* _Source data_
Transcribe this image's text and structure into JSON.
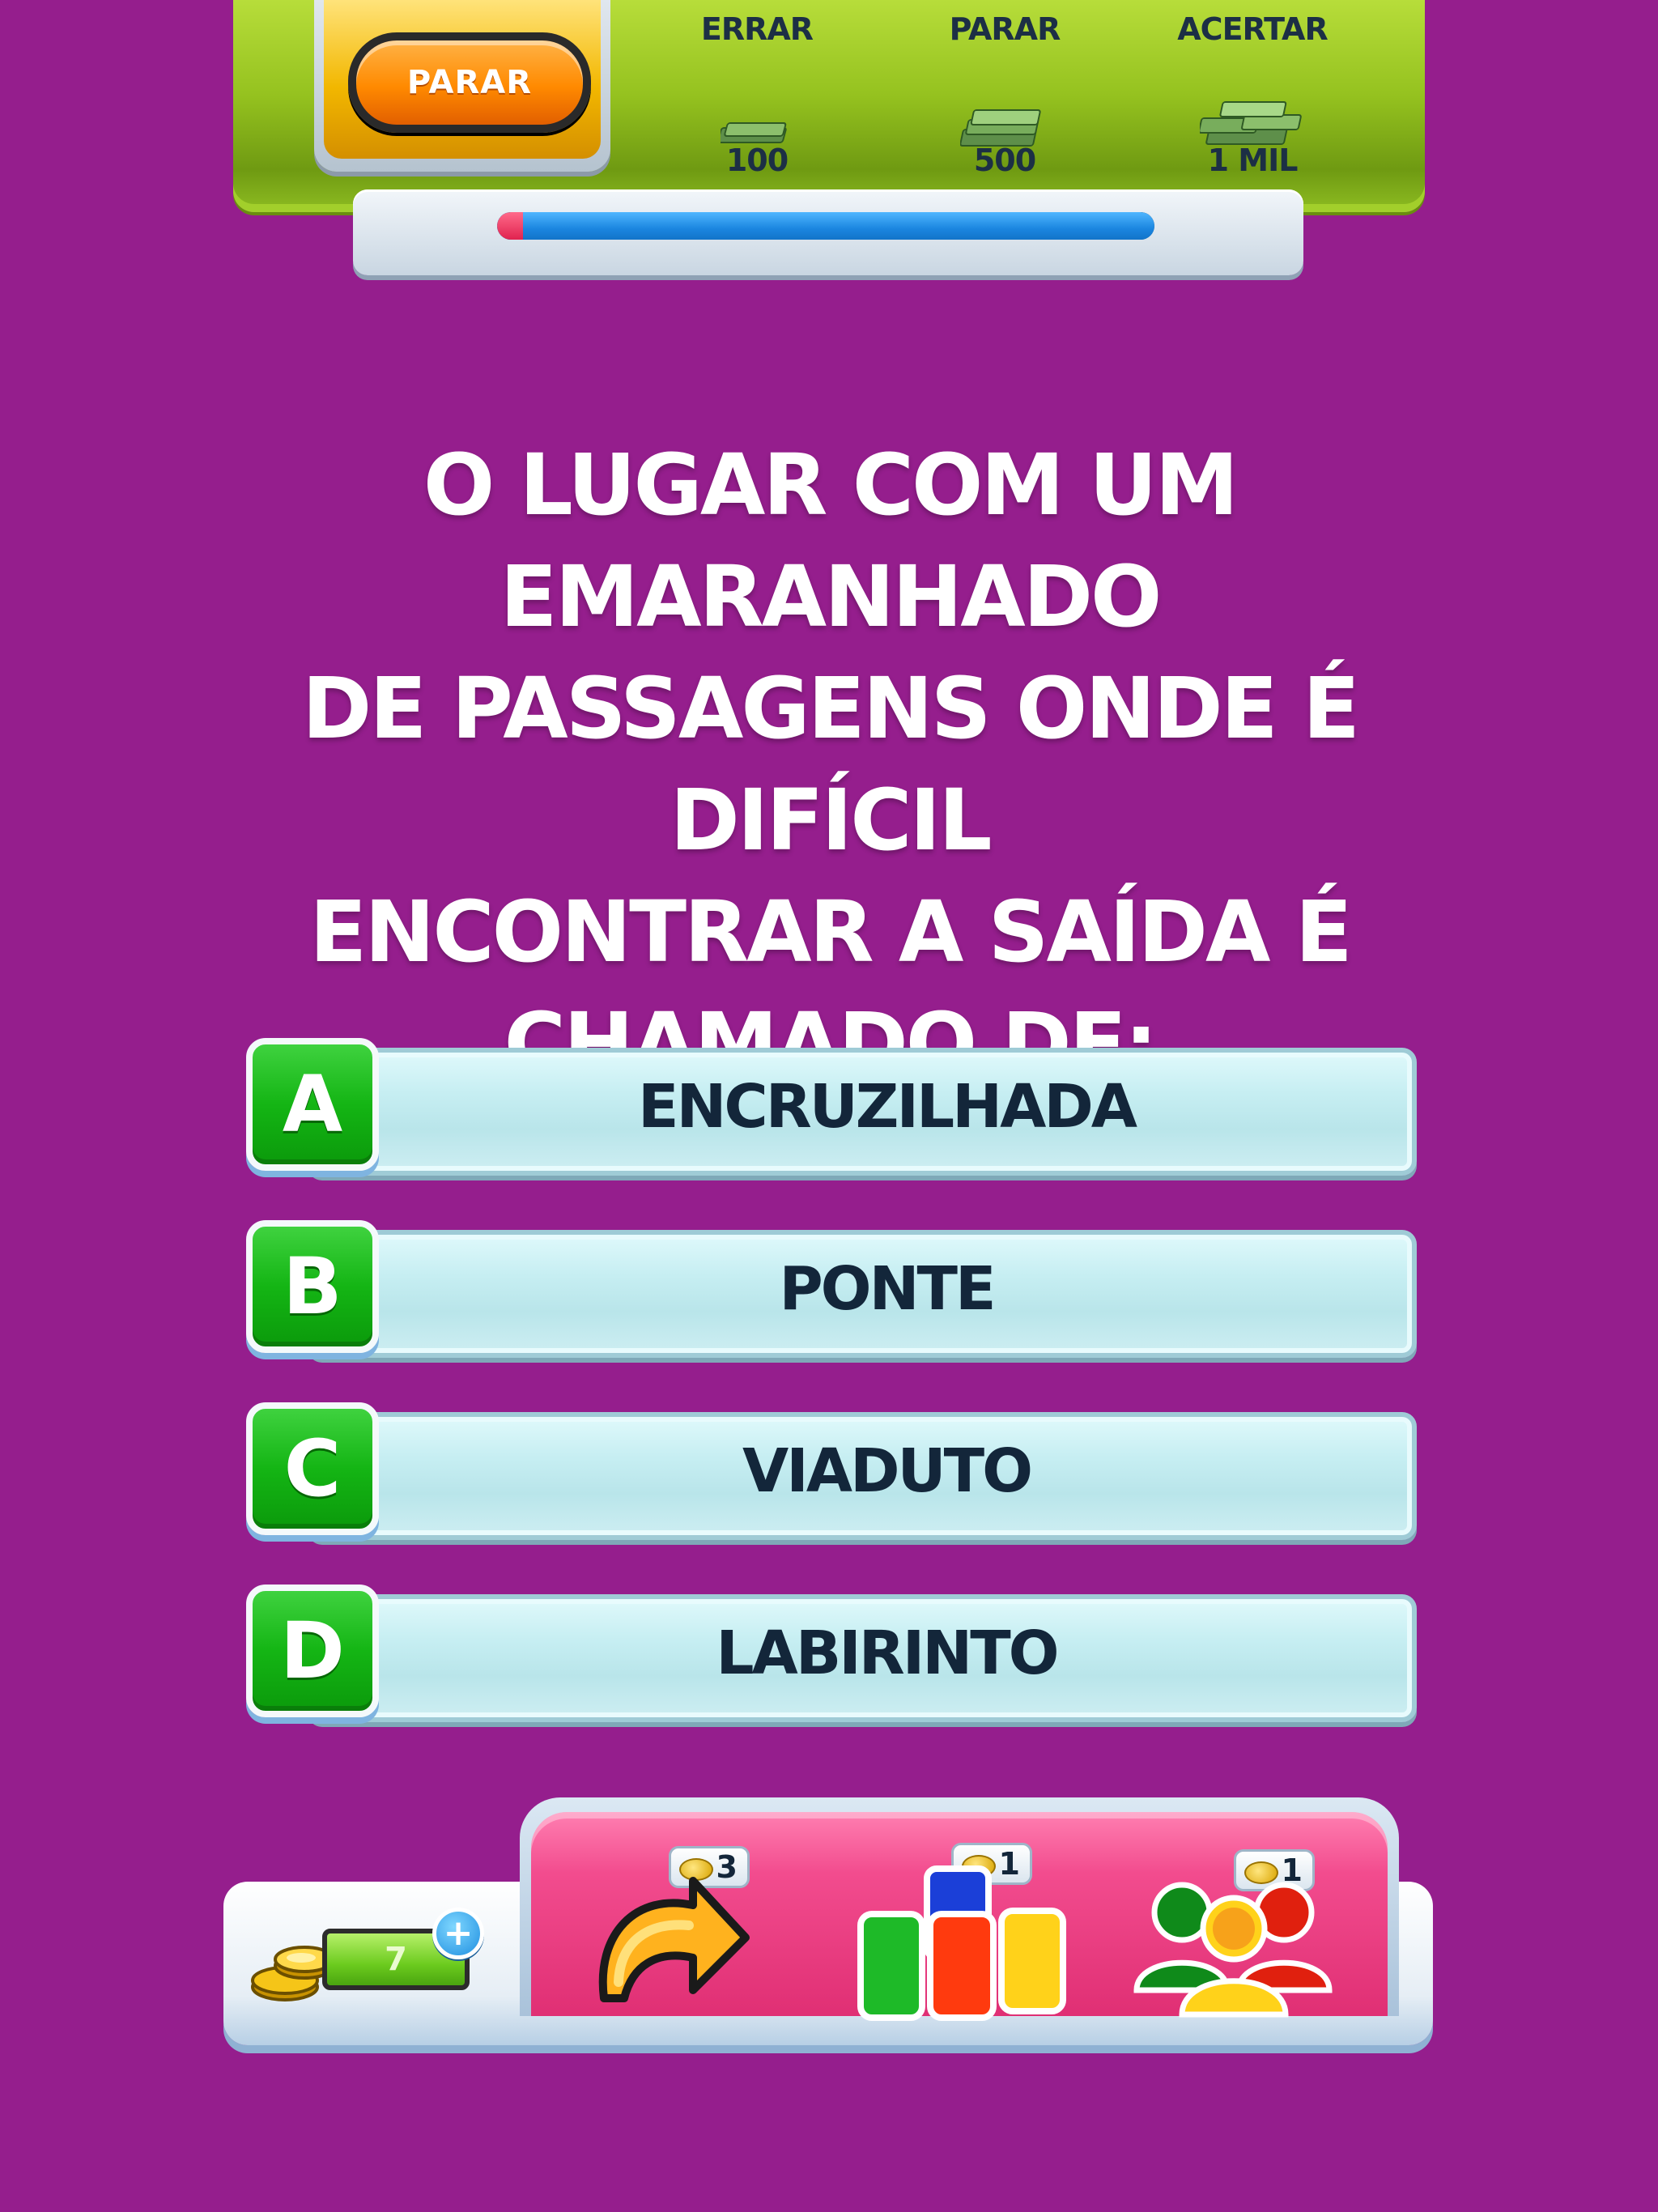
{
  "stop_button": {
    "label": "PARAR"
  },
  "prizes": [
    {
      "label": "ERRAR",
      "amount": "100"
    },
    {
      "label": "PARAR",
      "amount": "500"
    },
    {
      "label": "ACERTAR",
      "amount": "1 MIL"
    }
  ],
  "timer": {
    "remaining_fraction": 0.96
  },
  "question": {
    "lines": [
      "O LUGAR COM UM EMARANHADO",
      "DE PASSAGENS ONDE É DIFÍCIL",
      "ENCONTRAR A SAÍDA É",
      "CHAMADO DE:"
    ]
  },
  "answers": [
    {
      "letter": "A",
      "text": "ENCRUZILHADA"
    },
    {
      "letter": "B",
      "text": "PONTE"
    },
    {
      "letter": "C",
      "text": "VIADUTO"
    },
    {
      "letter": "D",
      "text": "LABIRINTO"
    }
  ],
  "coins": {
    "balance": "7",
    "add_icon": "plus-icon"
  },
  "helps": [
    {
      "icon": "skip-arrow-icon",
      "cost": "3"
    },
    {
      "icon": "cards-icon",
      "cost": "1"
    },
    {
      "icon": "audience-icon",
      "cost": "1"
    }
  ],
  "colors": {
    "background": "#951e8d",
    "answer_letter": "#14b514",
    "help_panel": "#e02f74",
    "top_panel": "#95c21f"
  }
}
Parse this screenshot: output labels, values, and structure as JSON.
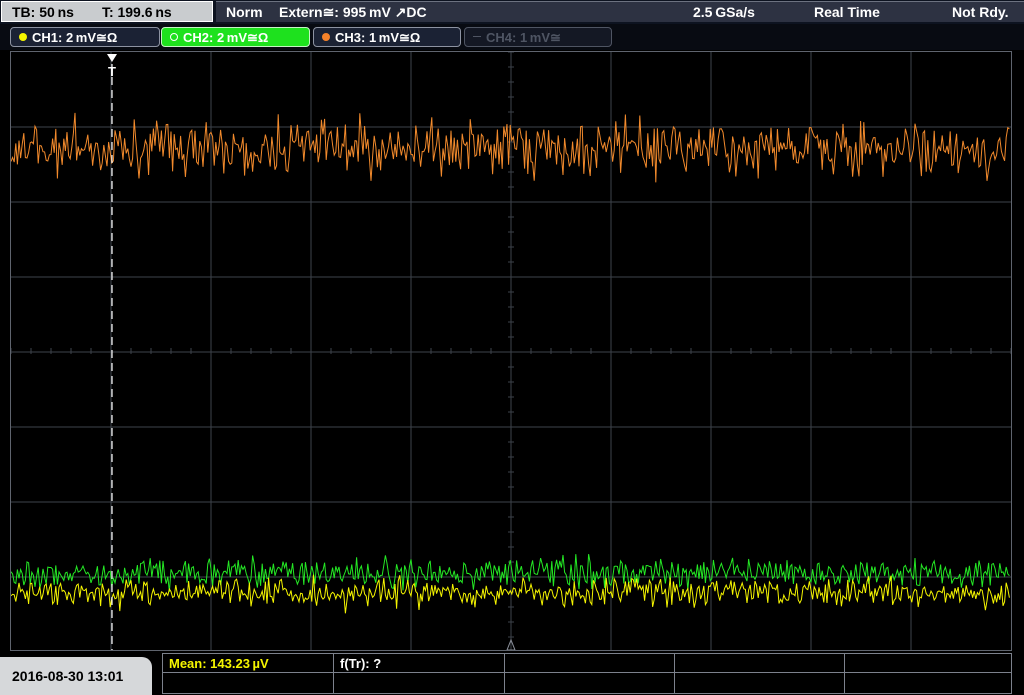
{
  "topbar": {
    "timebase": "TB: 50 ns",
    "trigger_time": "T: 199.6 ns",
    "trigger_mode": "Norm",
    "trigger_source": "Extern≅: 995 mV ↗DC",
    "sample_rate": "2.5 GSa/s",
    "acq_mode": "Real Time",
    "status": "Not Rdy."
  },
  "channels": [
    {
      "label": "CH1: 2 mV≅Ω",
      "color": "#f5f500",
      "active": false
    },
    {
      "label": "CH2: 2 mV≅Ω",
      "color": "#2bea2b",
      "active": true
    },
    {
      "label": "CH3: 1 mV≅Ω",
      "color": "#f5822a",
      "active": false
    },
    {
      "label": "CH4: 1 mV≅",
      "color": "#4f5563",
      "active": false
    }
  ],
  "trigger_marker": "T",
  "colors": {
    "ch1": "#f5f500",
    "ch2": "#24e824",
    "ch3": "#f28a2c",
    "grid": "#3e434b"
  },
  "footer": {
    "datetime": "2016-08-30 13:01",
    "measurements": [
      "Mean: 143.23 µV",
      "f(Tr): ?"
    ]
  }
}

* _Directions_
Print each entry shown above with exact wording and no pictures.

* _Output for this task_
Transcribe this image's text and structure into JSON.
{
  "stop_button": {
    "label": "PARAR"
  },
  "prizes": [
    {
      "label": "ERRAR",
      "amount": "100"
    },
    {
      "label": "PARAR",
      "amount": "500"
    },
    {
      "label": "ACERTAR",
      "amount": "1 MIL"
    }
  ],
  "timer": {
    "remaining_fraction": 0.96
  },
  "question": {
    "lines": [
      "O LUGAR COM UM EMARANHADO",
      "DE PASSAGENS ONDE É DIFÍCIL",
      "ENCONTRAR A SAÍDA É",
      "CHAMADO DE:"
    ]
  },
  "answers": [
    {
      "letter": "A",
      "text": "ENCRUZILHADA"
    },
    {
      "letter": "B",
      "text": "PONTE"
    },
    {
      "letter": "C",
      "text": "VIADUTO"
    },
    {
      "letter": "D",
      "text": "LABIRINTO"
    }
  ],
  "coins": {
    "balance": "7",
    "add_icon": "plus-icon"
  },
  "helps": [
    {
      "icon": "skip-arrow-icon",
      "cost": "3"
    },
    {
      "icon": "cards-icon",
      "cost": "1"
    },
    {
      "icon": "audience-icon",
      "cost": "1"
    }
  ],
  "colors": {
    "background": "#951e8d",
    "answer_letter": "#14b514",
    "help_panel": "#e02f74",
    "top_panel": "#95c21f"
  }
}
Parse this screenshot: output labels, values, and structure as JSON.
{
  "topbar": {
    "timebase": "TB: 50 ns",
    "trigger_time": "T: 199.6 ns",
    "trigger_mode": "Norm",
    "trigger_source": "Extern≅: 995 mV ↗DC",
    "sample_rate": "2.5 GSa/s",
    "acq_mode": "Real Time",
    "status": "Not Rdy."
  },
  "channels": [
    {
      "label": "CH1: 2 mV≅Ω",
      "color": "#f5f500",
      "active": false
    },
    {
      "label": "CH2: 2 mV≅Ω",
      "color": "#2bea2b",
      "active": true
    },
    {
      "label": "CH3: 1 mV≅Ω",
      "color": "#f5822a",
      "active": false
    },
    {
      "label": "CH4: 1 mV≅",
      "color": "#4f5563",
      "active": false
    }
  ],
  "trigger_marker": "T",
  "colors": {
    "ch1": "#f5f500",
    "ch2": "#24e824",
    "ch3": "#f28a2c",
    "grid": "#3e434b"
  },
  "footer": {
    "datetime": "2016-08-30 13:01",
    "measurements": [
      "Mean: 143.23 µV",
      "f(Tr): ?"
    ]
  }
}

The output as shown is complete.